-------- PASSAGE EXTRAIT --------

Lié à ses paroissiens à la vie et à la mort, c’est dans un attachement filial et inconditionnel à la Vierge Marie qu’il puisa l’ardeur de sa mission pastorale.

Afin que grandisse dans notre Eglise la ferveur de la prière, la confiance en Dieu qui exauce en peu de temps et la dévotion envers la Vierge Marie, Mère de l’Espérance, apparue à Pontmain, puisse la sainteté de l’abbé Michel Guérin être bientôt reconnue.

Et, par l’intercession de ton rayonnant serviteur, accorde-nous, Père très bon, la grâce que nous te demandons maintenant avec confiance.

Par Jésus, le Christ, notre Seigneur. Amen »

 La commission lance un appel : elle dispose déjà de sources documentaires susceptibles de plaider sa cause, mais elle recherche simultanément les documents éventuellement détenues par les familles, les paroisses, les communautés et les services, qui évoquent l’abbé Michel Guérin ou le contexte dans lequel il a servi. Elle lance également un appel à tout ce qui peut conduire au mieux cette cause : elle lance un appel à intercession et lance un appel à témoignage.

-------- DONNÉES AFFICHÉES --------

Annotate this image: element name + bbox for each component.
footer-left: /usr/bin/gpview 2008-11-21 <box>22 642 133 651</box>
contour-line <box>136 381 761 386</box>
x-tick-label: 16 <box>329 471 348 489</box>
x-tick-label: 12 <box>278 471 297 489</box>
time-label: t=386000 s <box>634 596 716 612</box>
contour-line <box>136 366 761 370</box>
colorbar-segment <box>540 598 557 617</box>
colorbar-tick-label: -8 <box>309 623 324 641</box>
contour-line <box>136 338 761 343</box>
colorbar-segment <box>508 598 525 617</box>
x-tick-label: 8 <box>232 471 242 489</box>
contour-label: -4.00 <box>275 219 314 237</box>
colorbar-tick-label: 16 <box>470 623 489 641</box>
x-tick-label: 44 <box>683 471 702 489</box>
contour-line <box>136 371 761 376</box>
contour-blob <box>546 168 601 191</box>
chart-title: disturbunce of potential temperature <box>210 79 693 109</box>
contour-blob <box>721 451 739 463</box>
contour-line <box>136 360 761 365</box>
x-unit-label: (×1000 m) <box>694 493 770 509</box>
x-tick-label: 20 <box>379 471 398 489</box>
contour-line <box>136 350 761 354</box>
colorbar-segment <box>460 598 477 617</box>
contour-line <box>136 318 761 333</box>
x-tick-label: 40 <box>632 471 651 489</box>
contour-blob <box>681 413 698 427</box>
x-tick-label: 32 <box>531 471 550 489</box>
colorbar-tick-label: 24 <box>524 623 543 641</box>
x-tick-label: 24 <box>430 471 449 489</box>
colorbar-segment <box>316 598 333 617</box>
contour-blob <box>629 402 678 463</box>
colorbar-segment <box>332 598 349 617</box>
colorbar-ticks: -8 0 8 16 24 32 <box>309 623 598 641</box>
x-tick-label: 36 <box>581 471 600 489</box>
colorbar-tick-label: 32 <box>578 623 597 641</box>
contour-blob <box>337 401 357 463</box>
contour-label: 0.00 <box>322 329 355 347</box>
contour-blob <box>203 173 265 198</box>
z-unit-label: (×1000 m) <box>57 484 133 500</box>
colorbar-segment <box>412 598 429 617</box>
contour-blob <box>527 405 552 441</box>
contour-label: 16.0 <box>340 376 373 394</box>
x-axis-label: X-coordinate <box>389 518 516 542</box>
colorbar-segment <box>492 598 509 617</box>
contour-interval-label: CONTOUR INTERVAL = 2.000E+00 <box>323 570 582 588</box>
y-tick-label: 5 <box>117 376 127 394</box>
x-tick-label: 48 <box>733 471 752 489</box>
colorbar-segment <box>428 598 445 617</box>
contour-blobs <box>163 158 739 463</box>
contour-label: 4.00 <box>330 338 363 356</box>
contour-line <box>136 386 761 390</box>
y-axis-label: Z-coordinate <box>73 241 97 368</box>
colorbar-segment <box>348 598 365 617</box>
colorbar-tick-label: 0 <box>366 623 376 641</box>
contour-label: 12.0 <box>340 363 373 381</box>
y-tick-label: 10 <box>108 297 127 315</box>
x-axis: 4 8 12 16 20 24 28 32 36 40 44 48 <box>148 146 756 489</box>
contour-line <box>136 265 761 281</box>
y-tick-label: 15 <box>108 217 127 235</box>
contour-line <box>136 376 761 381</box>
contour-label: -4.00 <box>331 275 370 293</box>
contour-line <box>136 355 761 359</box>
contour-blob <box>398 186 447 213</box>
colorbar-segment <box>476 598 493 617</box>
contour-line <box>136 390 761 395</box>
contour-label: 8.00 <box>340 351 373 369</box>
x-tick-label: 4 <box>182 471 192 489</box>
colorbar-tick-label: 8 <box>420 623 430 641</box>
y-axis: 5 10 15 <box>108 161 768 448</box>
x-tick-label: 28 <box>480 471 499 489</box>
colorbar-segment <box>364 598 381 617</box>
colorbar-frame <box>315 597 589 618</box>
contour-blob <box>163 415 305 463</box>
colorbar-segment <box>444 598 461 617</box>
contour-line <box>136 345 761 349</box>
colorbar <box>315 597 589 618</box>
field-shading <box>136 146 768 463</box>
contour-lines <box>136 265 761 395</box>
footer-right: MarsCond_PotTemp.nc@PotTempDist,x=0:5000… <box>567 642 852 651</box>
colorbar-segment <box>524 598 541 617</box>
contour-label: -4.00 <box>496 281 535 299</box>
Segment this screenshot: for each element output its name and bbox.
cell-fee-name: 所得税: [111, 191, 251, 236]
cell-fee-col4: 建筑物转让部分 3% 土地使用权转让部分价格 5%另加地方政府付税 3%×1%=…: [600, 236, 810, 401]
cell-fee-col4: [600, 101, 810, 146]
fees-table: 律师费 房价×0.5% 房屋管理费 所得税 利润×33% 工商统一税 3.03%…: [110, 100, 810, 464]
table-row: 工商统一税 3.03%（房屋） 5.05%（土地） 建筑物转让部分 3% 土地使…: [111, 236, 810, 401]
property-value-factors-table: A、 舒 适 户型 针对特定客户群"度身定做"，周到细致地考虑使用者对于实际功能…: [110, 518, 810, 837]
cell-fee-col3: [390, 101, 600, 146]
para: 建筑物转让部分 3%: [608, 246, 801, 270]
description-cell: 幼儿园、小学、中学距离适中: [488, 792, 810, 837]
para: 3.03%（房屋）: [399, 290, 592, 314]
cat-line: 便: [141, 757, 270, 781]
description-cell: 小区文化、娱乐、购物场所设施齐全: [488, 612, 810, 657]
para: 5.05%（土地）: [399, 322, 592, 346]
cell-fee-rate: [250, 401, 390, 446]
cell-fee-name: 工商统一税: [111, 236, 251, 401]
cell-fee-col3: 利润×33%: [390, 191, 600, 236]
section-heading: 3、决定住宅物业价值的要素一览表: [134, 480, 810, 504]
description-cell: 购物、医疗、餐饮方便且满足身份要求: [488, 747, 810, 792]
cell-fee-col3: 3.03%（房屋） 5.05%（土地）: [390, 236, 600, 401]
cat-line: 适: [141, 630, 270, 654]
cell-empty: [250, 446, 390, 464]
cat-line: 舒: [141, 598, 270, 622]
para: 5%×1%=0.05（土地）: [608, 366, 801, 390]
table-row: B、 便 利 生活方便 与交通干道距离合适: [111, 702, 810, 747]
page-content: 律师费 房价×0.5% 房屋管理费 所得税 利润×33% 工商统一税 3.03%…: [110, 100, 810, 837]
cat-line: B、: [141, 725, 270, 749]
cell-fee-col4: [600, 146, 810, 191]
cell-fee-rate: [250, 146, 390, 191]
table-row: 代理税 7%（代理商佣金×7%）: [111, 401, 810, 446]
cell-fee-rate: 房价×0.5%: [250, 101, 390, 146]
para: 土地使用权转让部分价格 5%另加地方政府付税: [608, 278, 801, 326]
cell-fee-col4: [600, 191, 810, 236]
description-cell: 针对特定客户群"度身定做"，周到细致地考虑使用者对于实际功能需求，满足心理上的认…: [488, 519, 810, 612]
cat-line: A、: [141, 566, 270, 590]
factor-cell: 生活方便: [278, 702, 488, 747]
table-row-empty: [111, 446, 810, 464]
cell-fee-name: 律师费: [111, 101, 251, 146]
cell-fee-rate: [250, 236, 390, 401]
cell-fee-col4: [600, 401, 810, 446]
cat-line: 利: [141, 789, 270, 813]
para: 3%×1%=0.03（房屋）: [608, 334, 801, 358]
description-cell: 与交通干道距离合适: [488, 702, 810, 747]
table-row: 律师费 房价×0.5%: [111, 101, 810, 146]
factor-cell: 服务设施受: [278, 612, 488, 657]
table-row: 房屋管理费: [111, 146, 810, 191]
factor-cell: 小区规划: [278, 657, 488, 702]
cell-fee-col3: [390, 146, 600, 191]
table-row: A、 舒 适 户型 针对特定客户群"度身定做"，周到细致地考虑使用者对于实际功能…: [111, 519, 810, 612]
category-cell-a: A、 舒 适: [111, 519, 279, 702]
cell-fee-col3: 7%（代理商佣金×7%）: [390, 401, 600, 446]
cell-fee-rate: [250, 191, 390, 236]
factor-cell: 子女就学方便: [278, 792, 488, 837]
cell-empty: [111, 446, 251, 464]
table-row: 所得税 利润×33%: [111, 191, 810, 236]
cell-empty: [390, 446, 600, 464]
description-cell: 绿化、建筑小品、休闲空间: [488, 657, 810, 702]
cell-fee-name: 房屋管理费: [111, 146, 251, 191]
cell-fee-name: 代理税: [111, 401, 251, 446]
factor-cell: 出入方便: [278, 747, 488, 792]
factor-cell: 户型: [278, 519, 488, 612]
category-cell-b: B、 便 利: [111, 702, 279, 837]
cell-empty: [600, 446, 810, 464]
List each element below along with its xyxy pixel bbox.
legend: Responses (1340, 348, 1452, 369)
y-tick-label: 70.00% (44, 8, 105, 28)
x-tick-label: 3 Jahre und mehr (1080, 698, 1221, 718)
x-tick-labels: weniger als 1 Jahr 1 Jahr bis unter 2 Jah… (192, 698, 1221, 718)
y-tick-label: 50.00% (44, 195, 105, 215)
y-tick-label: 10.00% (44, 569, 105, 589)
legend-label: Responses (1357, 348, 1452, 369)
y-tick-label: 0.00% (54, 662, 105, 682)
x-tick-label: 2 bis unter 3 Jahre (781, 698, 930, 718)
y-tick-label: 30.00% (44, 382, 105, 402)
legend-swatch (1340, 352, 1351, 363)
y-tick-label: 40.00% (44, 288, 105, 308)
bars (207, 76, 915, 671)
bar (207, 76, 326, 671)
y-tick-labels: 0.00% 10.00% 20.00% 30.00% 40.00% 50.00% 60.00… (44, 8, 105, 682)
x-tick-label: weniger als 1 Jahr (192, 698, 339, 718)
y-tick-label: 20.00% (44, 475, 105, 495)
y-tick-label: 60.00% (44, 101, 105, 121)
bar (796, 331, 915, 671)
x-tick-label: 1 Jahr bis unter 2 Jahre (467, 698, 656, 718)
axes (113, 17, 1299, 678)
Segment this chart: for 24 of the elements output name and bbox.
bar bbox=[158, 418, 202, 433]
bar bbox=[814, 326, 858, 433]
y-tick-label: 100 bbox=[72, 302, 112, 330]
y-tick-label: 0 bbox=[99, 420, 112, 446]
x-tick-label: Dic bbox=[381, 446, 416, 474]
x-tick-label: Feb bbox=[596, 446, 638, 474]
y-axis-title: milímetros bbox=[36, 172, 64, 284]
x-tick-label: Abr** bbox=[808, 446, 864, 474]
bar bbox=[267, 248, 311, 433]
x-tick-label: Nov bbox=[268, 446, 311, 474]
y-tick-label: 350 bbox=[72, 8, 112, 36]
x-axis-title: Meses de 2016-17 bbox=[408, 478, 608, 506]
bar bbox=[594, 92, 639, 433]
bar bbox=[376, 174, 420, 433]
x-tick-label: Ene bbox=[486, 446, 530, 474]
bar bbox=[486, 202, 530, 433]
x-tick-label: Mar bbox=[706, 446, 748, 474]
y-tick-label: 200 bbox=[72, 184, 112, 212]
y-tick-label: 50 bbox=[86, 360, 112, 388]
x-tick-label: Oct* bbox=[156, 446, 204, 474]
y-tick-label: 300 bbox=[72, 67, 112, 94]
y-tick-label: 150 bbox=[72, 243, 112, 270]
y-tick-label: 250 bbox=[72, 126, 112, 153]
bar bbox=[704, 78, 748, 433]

--------

**OBJECTIF ÉNONCÉ 1:** Transcrivez à l'identique le passage extrait consacré à l'abbé Michel Guérin, en partant des mots "Et, par l’intercession" et en vous arrêtant après "appel à témoignage.".
**OBJECTIF ÉNONCÉ 2:** Extrayez du listing, sans aucune modification, les lignes comprises entre le début du listing et la ligne contenant "colorbar-segment <box>508 598 525 617</box>", celle-ci incluse.

**RÉSULTAT ATTENDU 1:**
Et, par l’intercession de ton rayonnant serviteur, accorde-nous, Père très bon, la grâce que nous te demandons maintenant avec confiance.

Par Jésus, le Christ, notre Seigneur. Amen »

 La commission lance un appel : elle dispose déjà de sources documentaires susceptibles de plaider sa cause, mais elle recherche simultanément les documents éventuellement détenues par les familles, les paroisses, les communautés et les services, qui évoquent l’abbé Michel Guérin ou le contexte dans lequel il a servi. Elle lance également un appel à tout ce qui peut conduire au mieux cette cause : elle lance un appel à intercession et lance un appel à témoignage.

**RÉSULTAT ATTENDU 2:**
Annotate this image: element name + bbox for each component.
footer-left: /usr/bin/gpview 2008-11-21 <box>22 642 133 651</box>
contour-line <box>136 381 761 386</box>
x-tick-label: 16 <box>329 471 348 489</box>
x-tick-label: 12 <box>278 471 297 489</box>
time-label: t=386000 s <box>634 596 716 612</box>
contour-line <box>136 366 761 370</box>
colorbar-segment <box>540 598 557 617</box>
colorbar-tick-label: -8 <box>309 623 324 641</box>
contour-line <box>136 338 761 343</box>
colorbar-segment <box>508 598 525 617</box>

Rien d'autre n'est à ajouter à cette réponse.